## Task requirements
Copy all of the material word for word, except for the pictures.

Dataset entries
--- BEGIN ---
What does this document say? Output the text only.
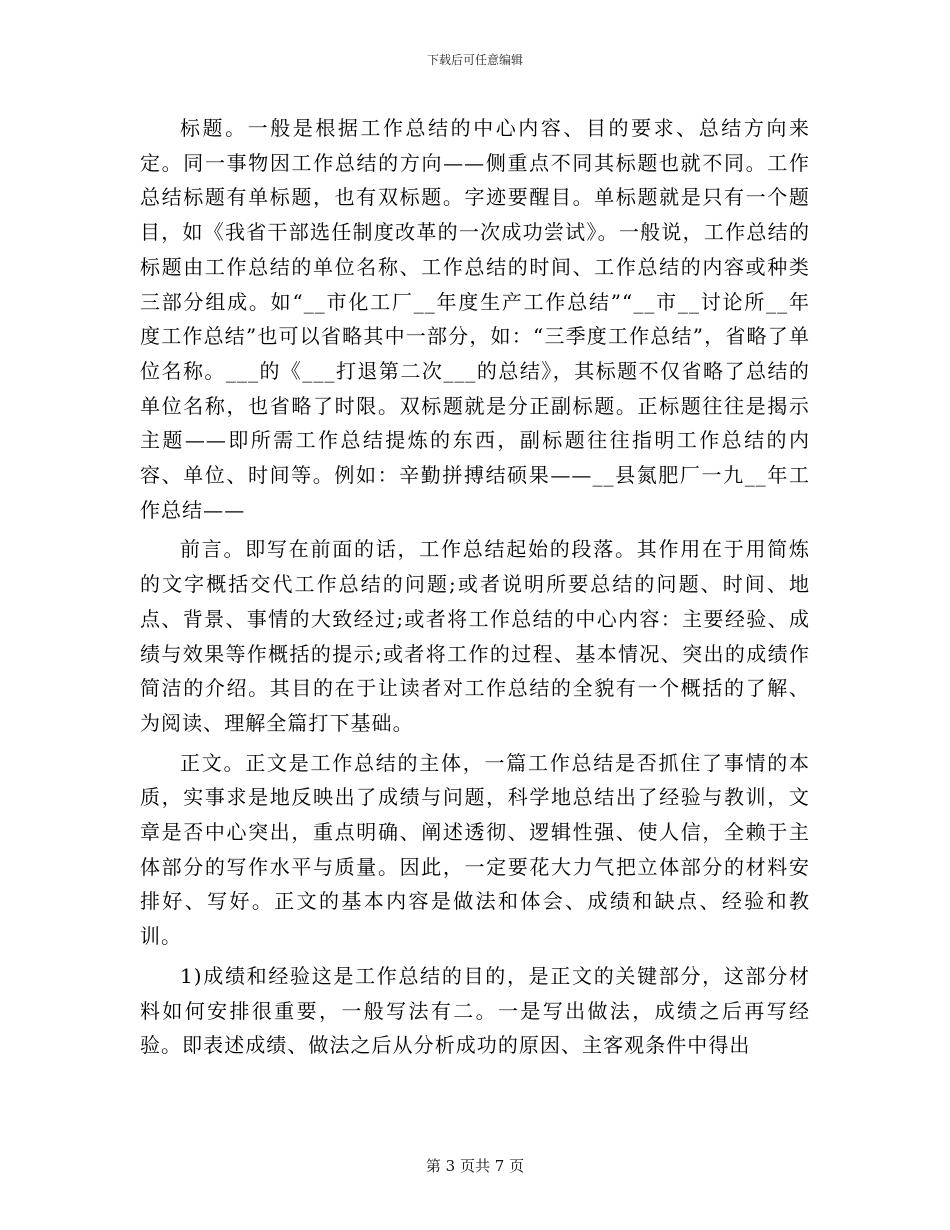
下载后可任意编辑

标题。一般是根据工作总结的中心内容、目的要求、总结方向来定。同一事物因工作总结的方向——侧重点不同其标题也就不同。工作总结标题有单标题，也有双标题。字迹要醒目。单标题就是只有一个题目，如《我省干部选任制度改革的一次成功尝试》。一般说，工作总结的标题由工作总结的单位名称、工作总结的时间、工作总结的内容或种类三部分组成。如“__市化工厂__年度生产工作总结”“__市__讨论所__年度工作总结”也可以省略其中一部分，如：“三季度工作总结”，省略了单位名称。___的《___打退第二次___的总结》，其标题不仅省略了总结的单位名称，也省略了时限。双标题就是分正副标题。正标题往往是揭示主题——即所需工作总结提炼的东西，副标题往往指明工作总结的内容、单位、时间等。例如：辛勤拼搏结硕果——__县氮肥厂一九__年工作总结——

前言。即写在前面的话，工作总结起始的段落。其作用在于用简炼的文字概括交代工作总结的问题;或者说明所要总结的问题、时间、地点、背景、事情的大致经过;或者将工作总结的中心内容：主要经验、成绩与效果等作概括的提示;或者将工作的过程、基本情况、突出的成绩作简洁的介绍。其目的在于让读者对工作总结的全貌有一个概括的了解、为阅读、理解全篇打下基础。

正文。正文是工作总结的主体，一篇工作总结是否抓住了事情的本质，实事求是地反映出了成绩与问题，科学地总结出了经验与教训，文章是否中心突出，重点明确、阐述透彻、逻辑性强、使人信，全赖于主体部分的写作水平与质量。因此，一定要花大力气把立体部分的材料安排好、写好。正文的基本内容是做法和体会、成绩和缺点、经验和教训。

1)成绩和经验这是工作总结的目的，是正文的关键部分，这部分材料如何安排很重要，一般写法有二。一是写出做法，成绩之后再写经验。即表述成绩、做法之后从分析成功的原因、主客观条件中得出

第 3 页共 7 页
--- END ---
## Response to the exercise
What does this document say? Output the text only.
下载后可任意编辑

标题。一般是根据工作总结的中心内容、目的要求、总结方向来定。同一事物因工作总结的方向——侧重点不同其标题也就不同。工作总结标题有单标题，也有双标题。字迹要醒目。单标题就是只有一个题目，如《我省干部选任制度改革的一次成功尝试》。一般说，工作总结的标题由工作总结的单位名称、工作总结的时间、工作总结的内容或种类三部分组成。如“__市化工厂__年度生产工作总结”“__市__讨论所__年度工作总结”也可以省略其中一部分，如：“三季度工作总结”，省略了单位名称。___的《___打退第二次___的总结》，其标题不仅省略了总结的单位名称，也省略了时限。双标题就是分正副标题。正标题往往是揭示主题——即所需工作总结提炼的东西，副标题往往指明工作总结的内容、单位、时间等。例如：辛勤拼搏结硕果——__县氮肥厂一九__年工作总结——

前言。即写在前面的话，工作总结起始的段落。其作用在于用简炼的文字概括交代工作总结的问题;或者说明所要总结的问题、时间、地点、背景、事情的大致经过;或者将工作总结的中心内容：主要经验、成绩与效果等作概括的提示;或者将工作的过程、基本情况、突出的成绩作简洁的介绍。其目的在于让读者对工作总结的全貌有一个概括的了解、为阅读、理解全篇打下基础。

正文。正文是工作总结的主体，一篇工作总结是否抓住了事情的本质，实事求是地反映出了成绩与问题，科学地总结出了经验与教训，文章是否中心突出，重点明确、阐述透彻、逻辑性强、使人信，全赖于主体部分的写作水平与质量。因此，一定要花大力气把立体部分的材料安排好、写好。正文的基本内容是做法和体会、成绩和缺点、经验和教训。

1)成绩和经验这是工作总结的目的，是正文的关键部分，这部分材料如何安排很重要，一般写法有二。一是写出做法，成绩之后再写经验。即表述成绩、做法之后从分析成功的原因、主客观条件中得出

第 3 页共 7 页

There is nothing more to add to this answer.